* begin Data shown *

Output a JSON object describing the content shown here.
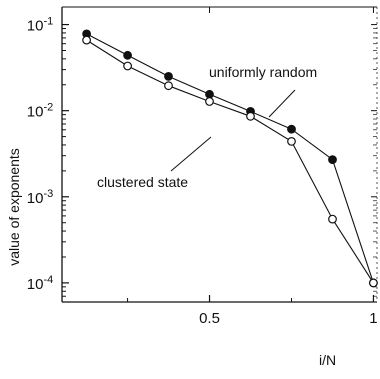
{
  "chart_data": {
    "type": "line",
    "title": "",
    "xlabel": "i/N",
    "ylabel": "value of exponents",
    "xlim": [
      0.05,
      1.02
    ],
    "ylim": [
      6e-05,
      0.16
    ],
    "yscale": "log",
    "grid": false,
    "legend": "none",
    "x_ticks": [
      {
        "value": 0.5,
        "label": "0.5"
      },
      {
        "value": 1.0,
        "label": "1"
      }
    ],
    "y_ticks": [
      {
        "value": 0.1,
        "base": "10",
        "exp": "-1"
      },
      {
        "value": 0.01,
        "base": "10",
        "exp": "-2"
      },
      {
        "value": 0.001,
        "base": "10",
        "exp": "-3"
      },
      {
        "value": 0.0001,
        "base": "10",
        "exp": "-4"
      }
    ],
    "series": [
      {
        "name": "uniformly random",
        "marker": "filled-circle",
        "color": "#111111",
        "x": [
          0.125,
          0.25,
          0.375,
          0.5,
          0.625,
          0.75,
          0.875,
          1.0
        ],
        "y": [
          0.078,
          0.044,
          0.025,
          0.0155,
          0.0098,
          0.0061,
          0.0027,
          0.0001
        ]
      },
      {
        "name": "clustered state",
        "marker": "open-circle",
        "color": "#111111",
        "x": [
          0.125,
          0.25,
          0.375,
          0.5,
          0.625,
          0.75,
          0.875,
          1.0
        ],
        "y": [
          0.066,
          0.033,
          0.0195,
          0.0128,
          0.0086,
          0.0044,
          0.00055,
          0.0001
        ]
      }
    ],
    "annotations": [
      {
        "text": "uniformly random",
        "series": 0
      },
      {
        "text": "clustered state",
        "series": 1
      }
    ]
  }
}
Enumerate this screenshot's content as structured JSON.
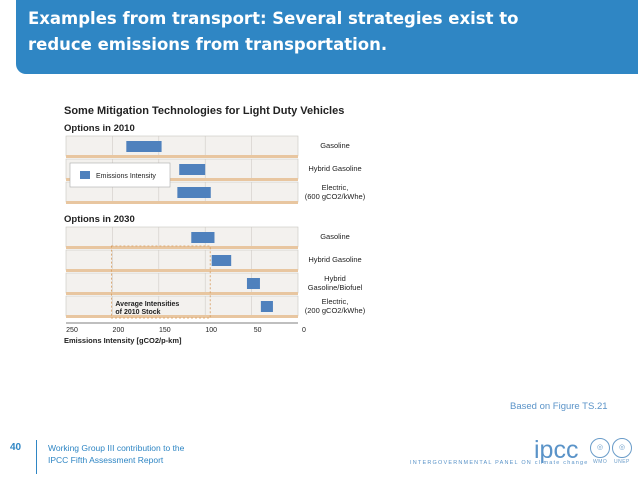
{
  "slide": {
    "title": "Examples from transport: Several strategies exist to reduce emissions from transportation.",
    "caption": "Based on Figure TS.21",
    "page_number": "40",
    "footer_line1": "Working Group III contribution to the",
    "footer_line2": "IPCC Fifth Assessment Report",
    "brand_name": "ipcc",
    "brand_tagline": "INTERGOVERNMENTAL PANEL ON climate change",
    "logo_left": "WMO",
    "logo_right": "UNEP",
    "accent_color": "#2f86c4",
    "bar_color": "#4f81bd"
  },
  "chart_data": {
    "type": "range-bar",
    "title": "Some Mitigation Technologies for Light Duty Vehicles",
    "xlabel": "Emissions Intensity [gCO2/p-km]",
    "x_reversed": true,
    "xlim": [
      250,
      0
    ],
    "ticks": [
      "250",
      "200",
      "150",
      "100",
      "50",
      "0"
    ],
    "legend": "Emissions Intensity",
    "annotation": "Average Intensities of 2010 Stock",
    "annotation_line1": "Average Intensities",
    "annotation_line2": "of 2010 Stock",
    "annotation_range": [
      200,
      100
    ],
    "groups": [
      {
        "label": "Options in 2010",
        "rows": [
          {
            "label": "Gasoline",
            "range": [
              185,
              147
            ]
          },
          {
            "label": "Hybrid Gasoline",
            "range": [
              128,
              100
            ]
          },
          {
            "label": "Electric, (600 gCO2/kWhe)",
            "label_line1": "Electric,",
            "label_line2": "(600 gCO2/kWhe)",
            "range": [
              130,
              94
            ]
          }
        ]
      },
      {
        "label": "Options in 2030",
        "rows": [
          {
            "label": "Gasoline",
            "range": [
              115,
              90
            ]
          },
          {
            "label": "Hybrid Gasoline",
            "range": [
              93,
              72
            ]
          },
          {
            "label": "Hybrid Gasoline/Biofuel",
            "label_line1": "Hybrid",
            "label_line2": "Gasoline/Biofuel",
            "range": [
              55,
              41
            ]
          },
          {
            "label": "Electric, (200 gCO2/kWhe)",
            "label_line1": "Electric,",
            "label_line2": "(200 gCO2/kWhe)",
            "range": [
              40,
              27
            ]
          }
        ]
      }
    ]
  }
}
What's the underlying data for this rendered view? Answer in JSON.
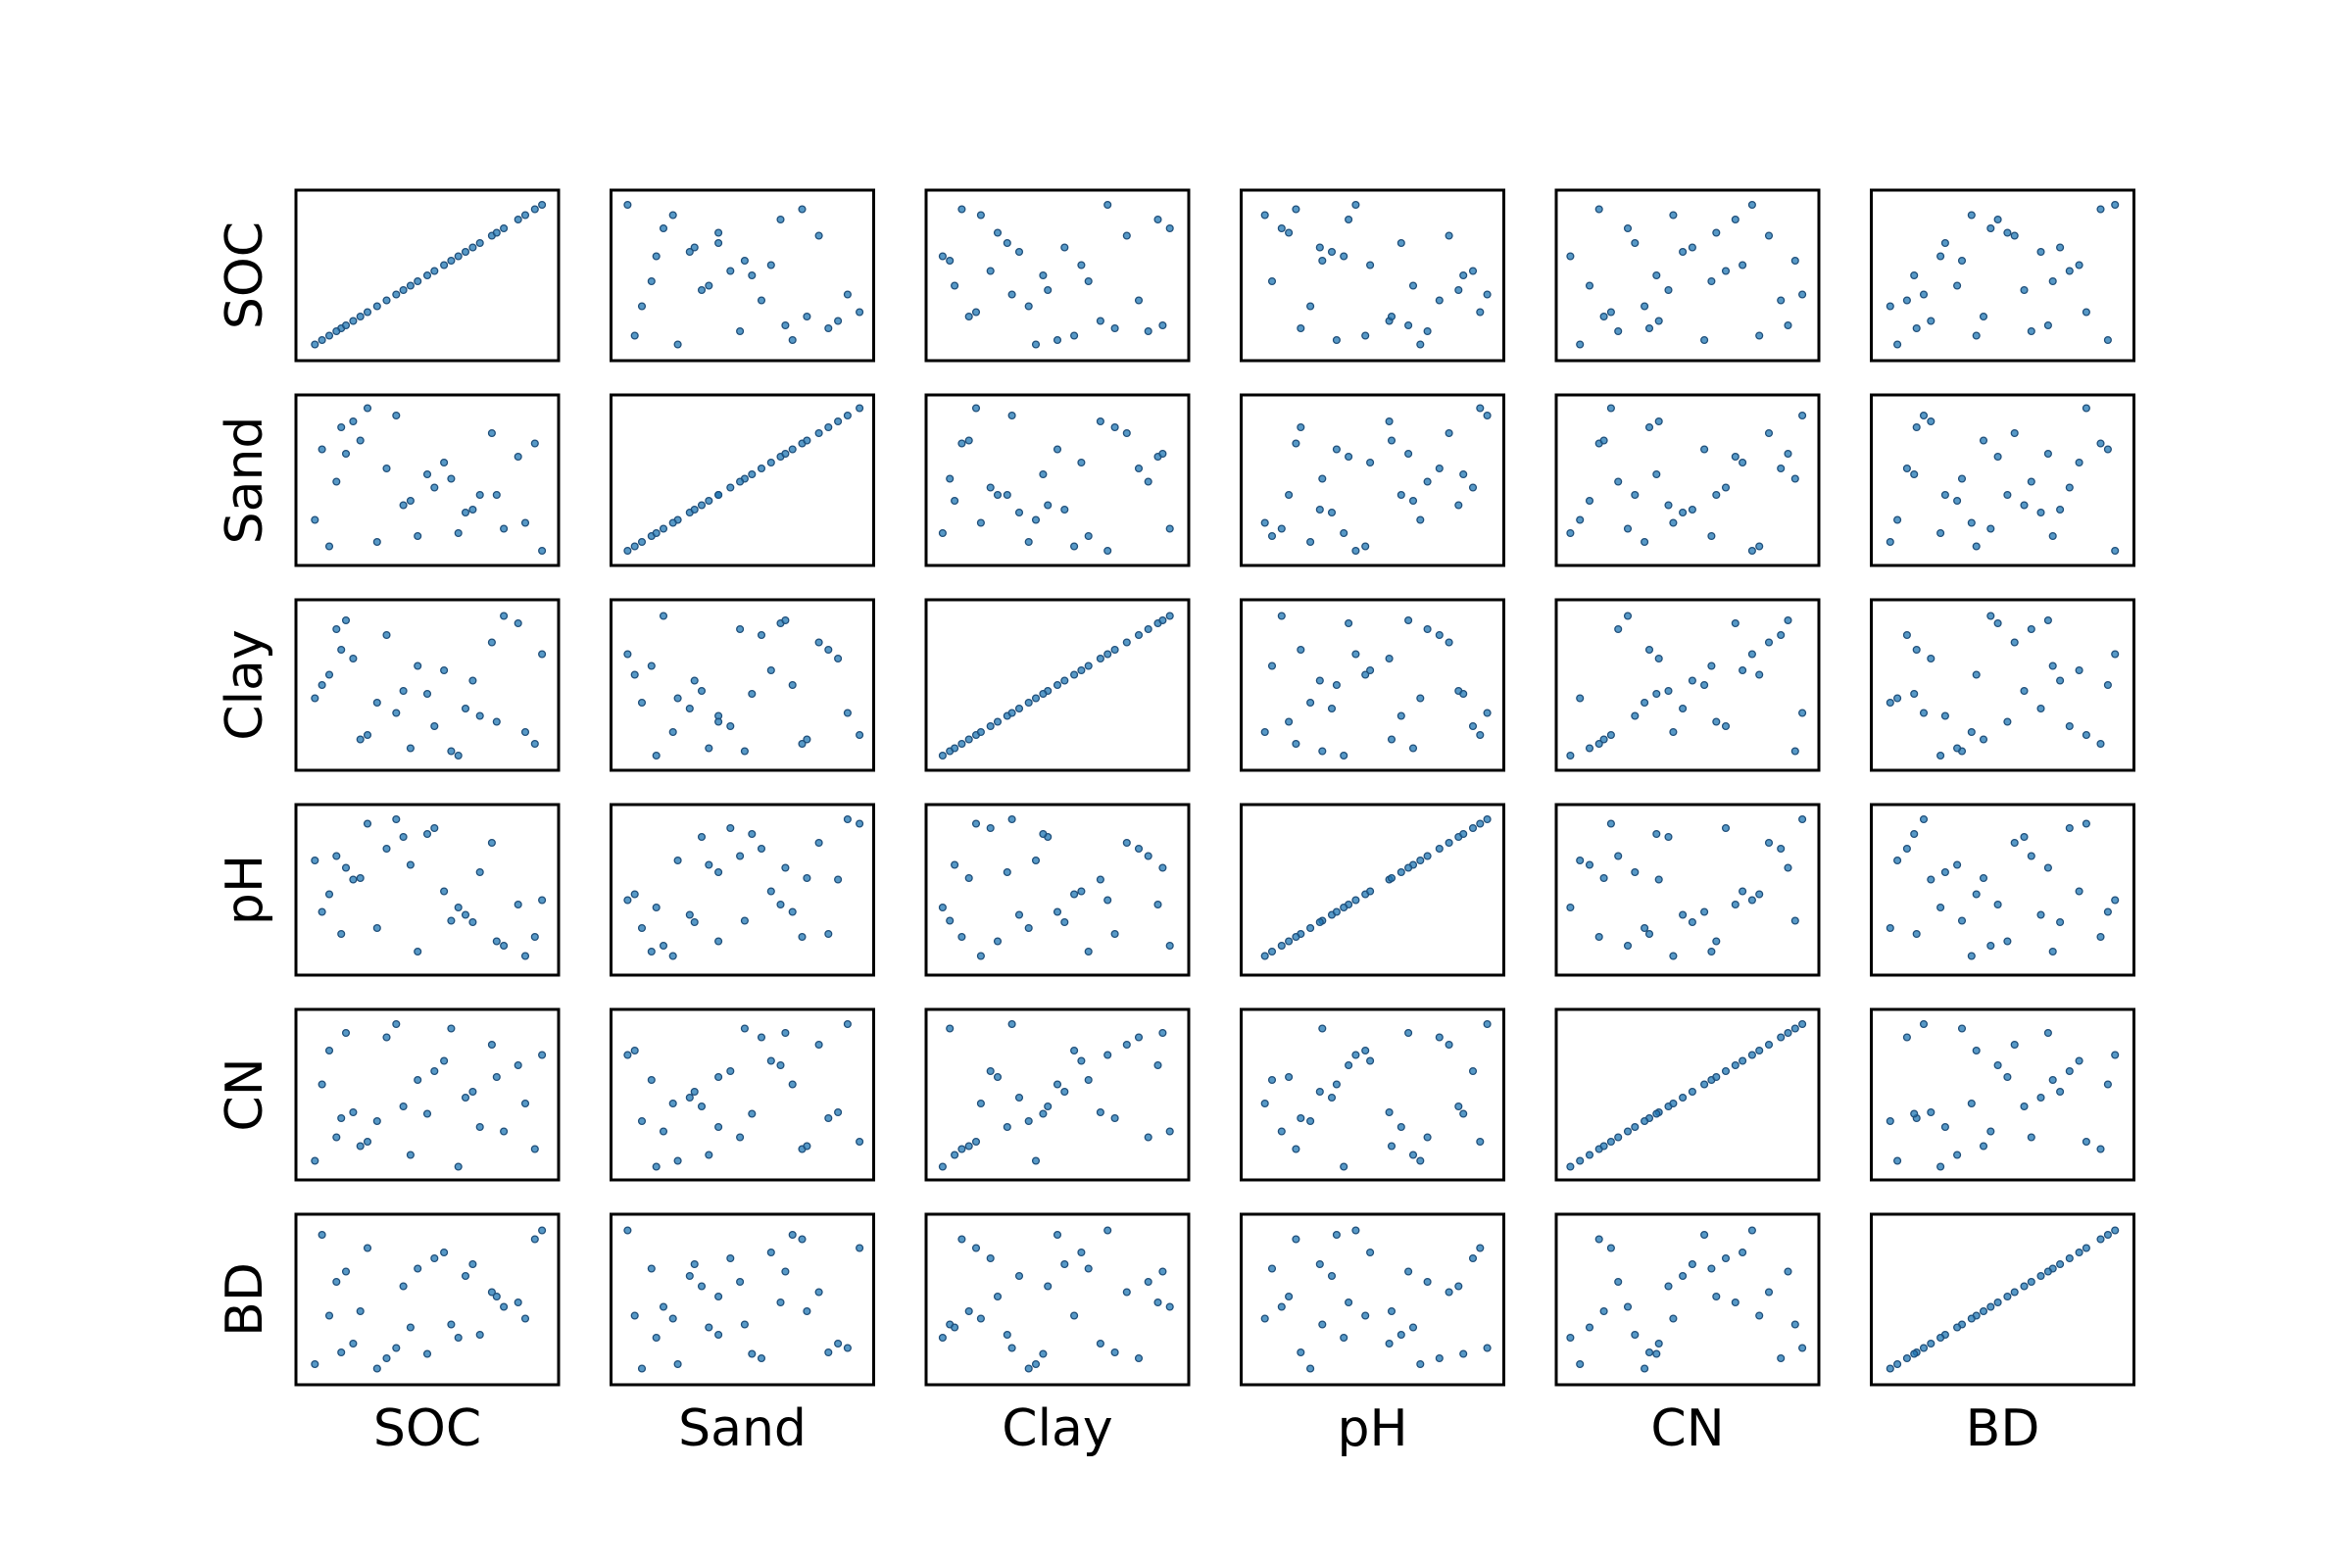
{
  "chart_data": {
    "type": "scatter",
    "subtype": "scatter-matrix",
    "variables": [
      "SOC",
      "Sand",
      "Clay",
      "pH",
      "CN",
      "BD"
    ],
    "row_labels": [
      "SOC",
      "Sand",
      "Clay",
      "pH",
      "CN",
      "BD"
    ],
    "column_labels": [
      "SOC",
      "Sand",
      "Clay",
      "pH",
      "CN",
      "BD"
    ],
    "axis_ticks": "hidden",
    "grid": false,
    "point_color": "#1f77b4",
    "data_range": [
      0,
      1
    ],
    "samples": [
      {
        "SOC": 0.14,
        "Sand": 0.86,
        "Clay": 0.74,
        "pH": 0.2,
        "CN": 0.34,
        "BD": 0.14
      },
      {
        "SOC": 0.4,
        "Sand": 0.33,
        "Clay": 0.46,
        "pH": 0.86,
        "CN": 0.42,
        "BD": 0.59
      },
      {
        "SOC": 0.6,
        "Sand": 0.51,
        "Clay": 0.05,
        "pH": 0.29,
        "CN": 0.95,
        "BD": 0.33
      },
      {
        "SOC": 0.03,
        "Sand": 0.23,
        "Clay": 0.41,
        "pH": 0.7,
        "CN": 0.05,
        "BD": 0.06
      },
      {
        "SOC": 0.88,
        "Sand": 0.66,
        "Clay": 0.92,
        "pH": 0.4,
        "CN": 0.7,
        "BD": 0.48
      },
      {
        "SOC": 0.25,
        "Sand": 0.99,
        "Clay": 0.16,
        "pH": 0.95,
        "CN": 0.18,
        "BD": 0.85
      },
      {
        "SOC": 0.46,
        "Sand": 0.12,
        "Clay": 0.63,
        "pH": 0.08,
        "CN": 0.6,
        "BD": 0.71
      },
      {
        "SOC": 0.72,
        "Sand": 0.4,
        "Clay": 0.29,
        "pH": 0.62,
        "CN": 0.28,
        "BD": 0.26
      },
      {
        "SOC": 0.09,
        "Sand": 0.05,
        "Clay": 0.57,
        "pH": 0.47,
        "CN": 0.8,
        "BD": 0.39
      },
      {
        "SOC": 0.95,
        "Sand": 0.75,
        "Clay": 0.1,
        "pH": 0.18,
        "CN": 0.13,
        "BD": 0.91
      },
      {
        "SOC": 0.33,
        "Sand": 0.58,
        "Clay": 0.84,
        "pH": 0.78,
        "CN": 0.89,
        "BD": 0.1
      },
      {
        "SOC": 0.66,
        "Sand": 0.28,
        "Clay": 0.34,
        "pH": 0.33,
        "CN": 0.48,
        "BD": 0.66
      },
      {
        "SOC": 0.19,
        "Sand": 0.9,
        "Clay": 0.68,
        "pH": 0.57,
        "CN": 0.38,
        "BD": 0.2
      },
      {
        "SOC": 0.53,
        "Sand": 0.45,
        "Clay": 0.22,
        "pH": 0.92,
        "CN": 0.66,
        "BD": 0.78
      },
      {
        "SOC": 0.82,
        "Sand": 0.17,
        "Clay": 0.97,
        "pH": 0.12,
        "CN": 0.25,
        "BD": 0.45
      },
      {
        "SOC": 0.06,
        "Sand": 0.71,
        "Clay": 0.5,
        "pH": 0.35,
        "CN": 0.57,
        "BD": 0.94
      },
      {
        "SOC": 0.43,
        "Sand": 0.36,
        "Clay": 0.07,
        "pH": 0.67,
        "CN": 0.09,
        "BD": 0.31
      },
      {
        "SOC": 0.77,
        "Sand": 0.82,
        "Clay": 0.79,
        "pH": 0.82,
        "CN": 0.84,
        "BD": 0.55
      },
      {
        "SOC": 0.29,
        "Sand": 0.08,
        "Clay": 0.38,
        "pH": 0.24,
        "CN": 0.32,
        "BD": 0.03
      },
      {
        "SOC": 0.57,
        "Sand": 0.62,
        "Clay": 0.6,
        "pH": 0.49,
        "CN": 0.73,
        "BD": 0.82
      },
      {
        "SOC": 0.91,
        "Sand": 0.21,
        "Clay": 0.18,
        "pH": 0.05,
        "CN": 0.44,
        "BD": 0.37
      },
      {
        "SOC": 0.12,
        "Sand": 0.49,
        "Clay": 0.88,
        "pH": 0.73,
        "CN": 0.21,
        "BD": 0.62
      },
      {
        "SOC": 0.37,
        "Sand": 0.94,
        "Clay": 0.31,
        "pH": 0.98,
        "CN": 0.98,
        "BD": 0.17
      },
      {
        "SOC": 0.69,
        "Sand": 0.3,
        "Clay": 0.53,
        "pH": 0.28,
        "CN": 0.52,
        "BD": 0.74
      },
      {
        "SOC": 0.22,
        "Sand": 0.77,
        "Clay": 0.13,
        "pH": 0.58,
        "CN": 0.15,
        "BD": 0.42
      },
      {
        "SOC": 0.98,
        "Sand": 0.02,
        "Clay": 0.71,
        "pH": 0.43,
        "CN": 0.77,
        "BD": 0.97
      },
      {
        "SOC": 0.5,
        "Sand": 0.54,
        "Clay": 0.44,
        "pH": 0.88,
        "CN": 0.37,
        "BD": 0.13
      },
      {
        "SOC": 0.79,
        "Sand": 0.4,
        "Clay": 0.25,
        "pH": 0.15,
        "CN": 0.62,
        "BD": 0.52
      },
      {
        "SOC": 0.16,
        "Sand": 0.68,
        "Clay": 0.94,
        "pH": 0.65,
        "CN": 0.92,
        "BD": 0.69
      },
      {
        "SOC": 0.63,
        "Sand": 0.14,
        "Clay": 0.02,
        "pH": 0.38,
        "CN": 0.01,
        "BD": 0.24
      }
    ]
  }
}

* end Data shown *

* **What this task involves**: Gather all lines of the records that include the word "Average".

* **Solution for this problem**:
    "annotation": "Average Intensities of 2010 Stock",
    "annotation_line1": "Average Intensities",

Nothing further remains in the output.